======== Provided material

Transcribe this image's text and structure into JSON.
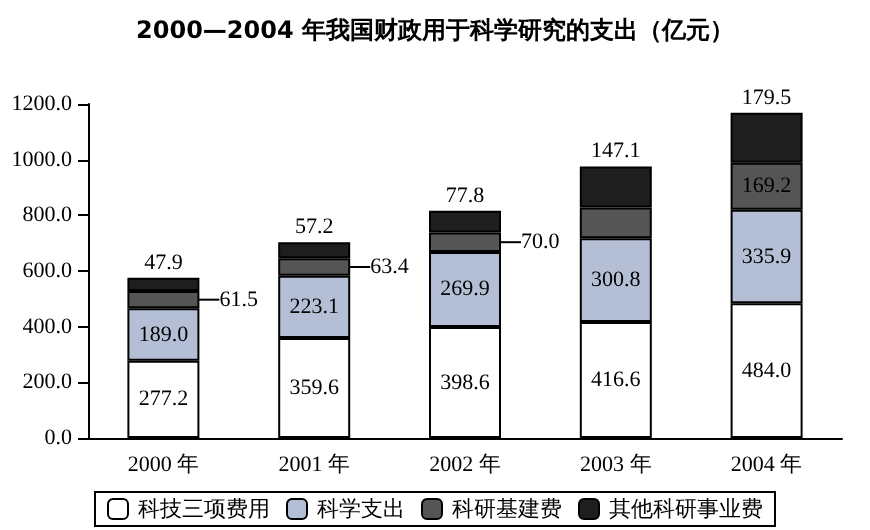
{
  "chart_data": {
    "type": "bar",
    "title": "2000—2004 年我国财政用于科学研究的支出（亿元）",
    "categories": [
      "2000 年",
      "2001 年",
      "2002 年",
      "2003 年",
      "2004 年"
    ],
    "stacked": true,
    "series": [
      {
        "name": "科技三项费用",
        "color": "#ffffff",
        "values": [
          277.2,
          359.6,
          398.6,
          416.6,
          484.0
        ],
        "value_labels": [
          "277.2",
          "359.6",
          "398.6",
          "416.6",
          "484.0"
        ]
      },
      {
        "name": "科学支出",
        "color": "#b4bfd6",
        "values": [
          189.0,
          223.1,
          269.9,
          300.8,
          335.9
        ],
        "value_labels": [
          "189.0",
          "223.1",
          "269.9",
          "300.8",
          "335.9"
        ]
      },
      {
        "name": "科研基建费",
        "color": "#555555",
        "values": [
          61.5,
          63.4,
          70.0,
          111,
          169.2
        ],
        "value_labels": [
          "61.5",
          "63.4",
          "70.0",
          null,
          "169.2"
        ]
      },
      {
        "name": "其他科研事业费",
        "color": "#1e1e1e",
        "values": [
          47.9,
          57.2,
          77.8,
          147.1,
          179.5
        ],
        "value_labels": [
          "47.9",
          "57.2",
          "77.8",
          "147.1",
          "179.5"
        ]
      }
    ],
    "ylim": [
      0,
      1200
    ],
    "yticks": [
      {
        "value": 0,
        "label": "0.0"
      },
      {
        "value": 200,
        "label": "200.0"
      },
      {
        "value": 400,
        "label": "400.0"
      },
      {
        "value": 600,
        "label": "600.0"
      },
      {
        "value": 800,
        "label": "800.0"
      },
      {
        "value": 1000,
        "label": "1000.0"
      },
      {
        "value": 1200,
        "label": "1200.0"
      }
    ],
    "grid": false,
    "legend": "bottom"
  }
}
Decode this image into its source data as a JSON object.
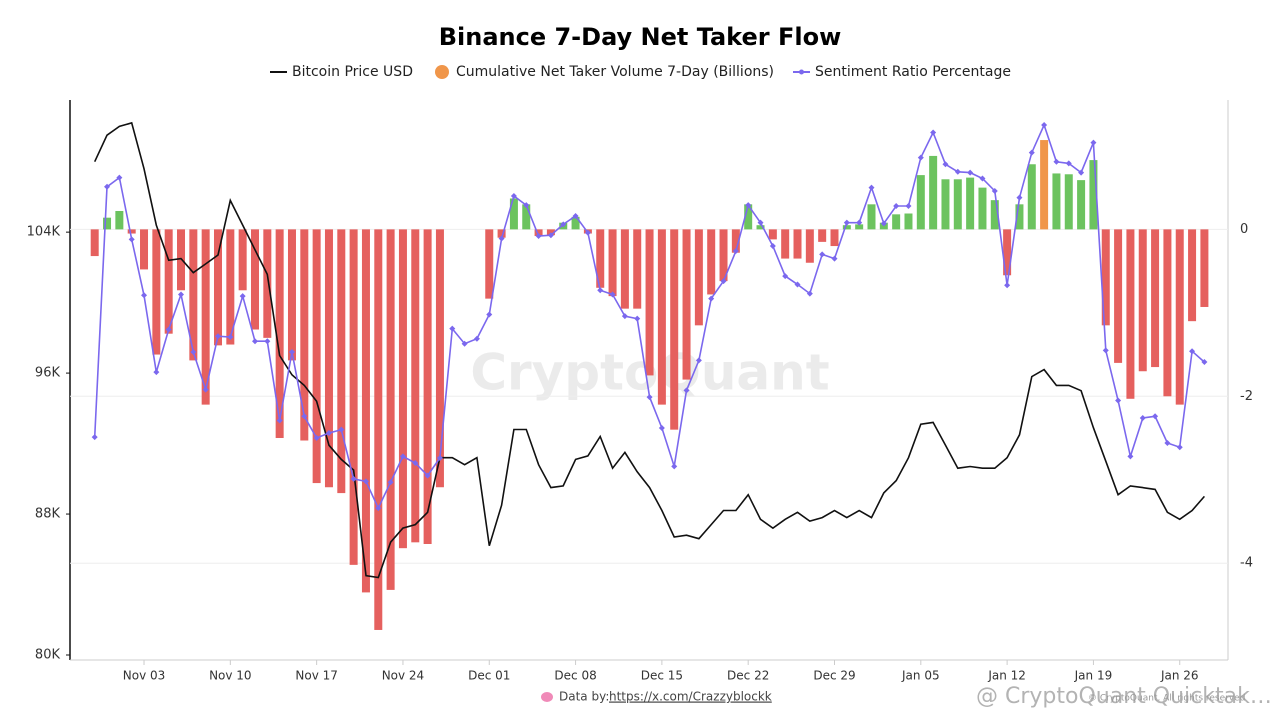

================

Say how many lines of the data hold the string "into". Reply with the number alone.

■ Reply to the exercise: 2